### Given exercise
In the listing below, locate the lines that hold the string "Department". Copy those lines.

### Records from a collection
++++++++++

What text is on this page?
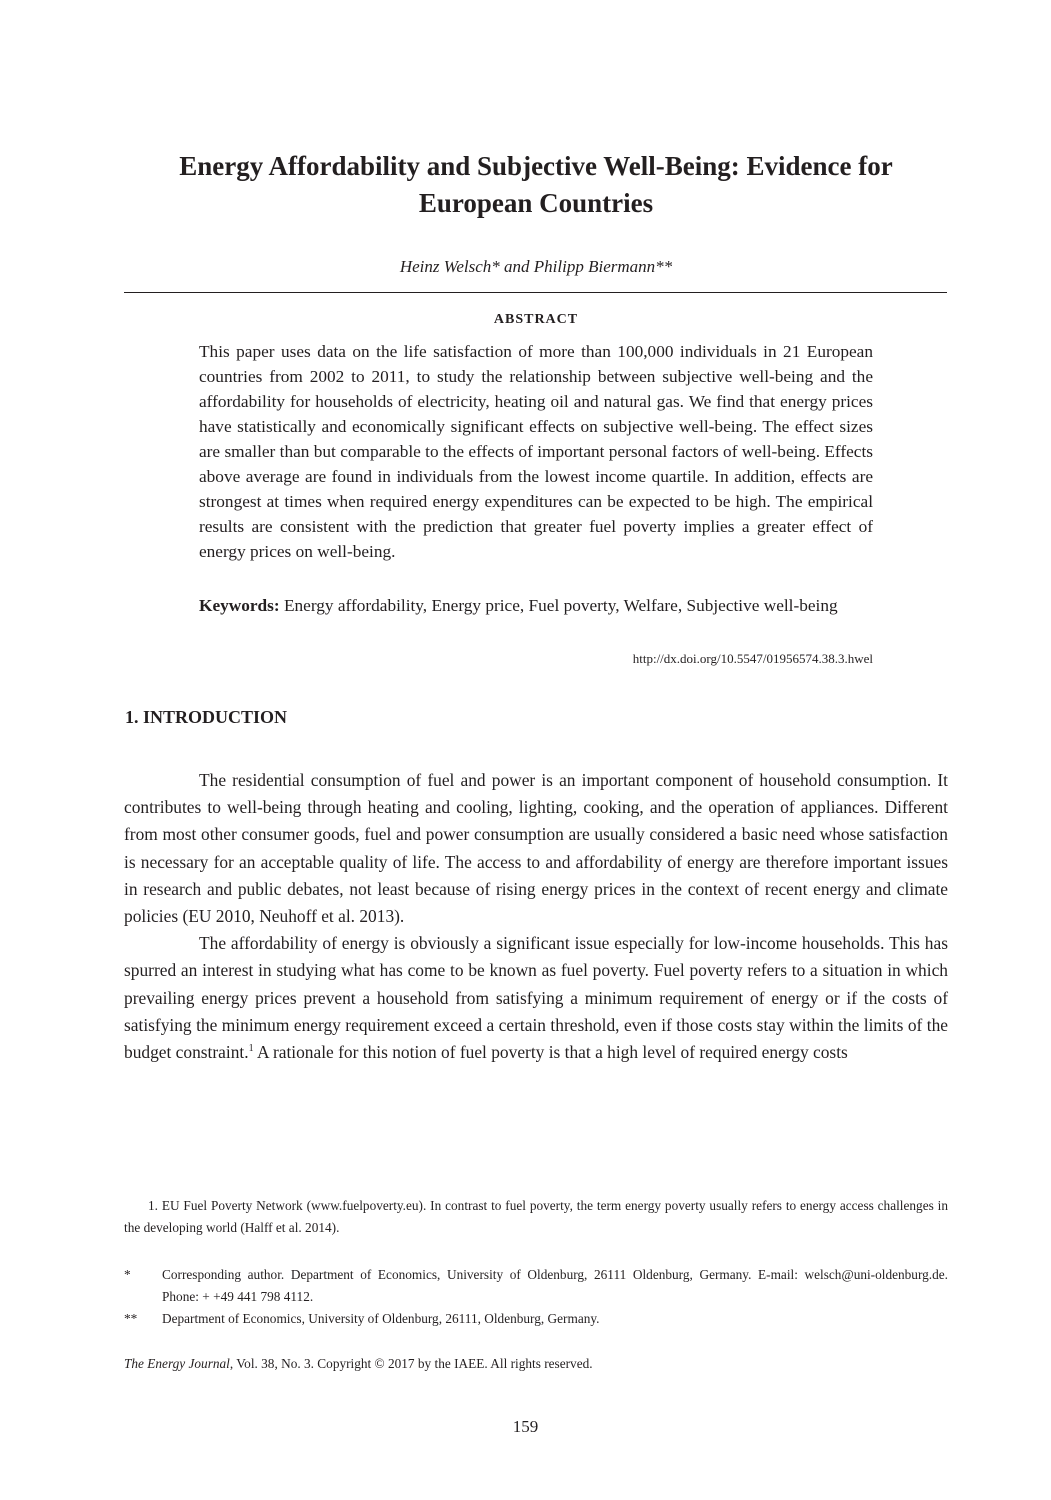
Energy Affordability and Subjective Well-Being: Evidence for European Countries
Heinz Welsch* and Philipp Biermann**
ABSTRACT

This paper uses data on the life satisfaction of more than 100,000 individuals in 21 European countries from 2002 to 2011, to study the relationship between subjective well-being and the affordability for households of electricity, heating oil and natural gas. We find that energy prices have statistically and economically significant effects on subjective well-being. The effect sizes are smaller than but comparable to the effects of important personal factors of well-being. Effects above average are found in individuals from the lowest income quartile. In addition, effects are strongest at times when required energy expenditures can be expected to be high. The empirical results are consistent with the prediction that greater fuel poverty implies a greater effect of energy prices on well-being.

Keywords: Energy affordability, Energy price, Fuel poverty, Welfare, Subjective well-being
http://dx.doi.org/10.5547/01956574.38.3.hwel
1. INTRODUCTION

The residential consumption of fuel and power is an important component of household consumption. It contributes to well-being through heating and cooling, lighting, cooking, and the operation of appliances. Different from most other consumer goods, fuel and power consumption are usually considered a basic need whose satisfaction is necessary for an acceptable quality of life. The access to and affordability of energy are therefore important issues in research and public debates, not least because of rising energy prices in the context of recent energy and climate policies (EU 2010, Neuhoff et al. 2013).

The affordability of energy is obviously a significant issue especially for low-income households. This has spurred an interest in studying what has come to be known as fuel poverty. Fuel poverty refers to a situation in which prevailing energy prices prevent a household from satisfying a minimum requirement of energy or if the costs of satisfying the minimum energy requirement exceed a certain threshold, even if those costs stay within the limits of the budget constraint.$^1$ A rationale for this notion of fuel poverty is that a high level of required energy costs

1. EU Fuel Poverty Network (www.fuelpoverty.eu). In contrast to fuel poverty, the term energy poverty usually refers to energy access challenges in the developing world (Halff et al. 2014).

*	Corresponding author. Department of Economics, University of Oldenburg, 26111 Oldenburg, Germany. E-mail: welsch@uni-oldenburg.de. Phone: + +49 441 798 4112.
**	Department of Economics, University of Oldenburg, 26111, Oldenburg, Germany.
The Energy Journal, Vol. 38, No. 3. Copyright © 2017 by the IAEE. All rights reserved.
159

++++++++++

### Exercise answer
*	Corresponding author. Department of Economics, University of Oldenburg, 26111 Oldenburg, Germany. E-mail: welsch@uni-oldenburg.de. Phone: + +49 441 798 4112.
**	Department of Economics, University of Oldenburg, 26111, Oldenburg, Germany.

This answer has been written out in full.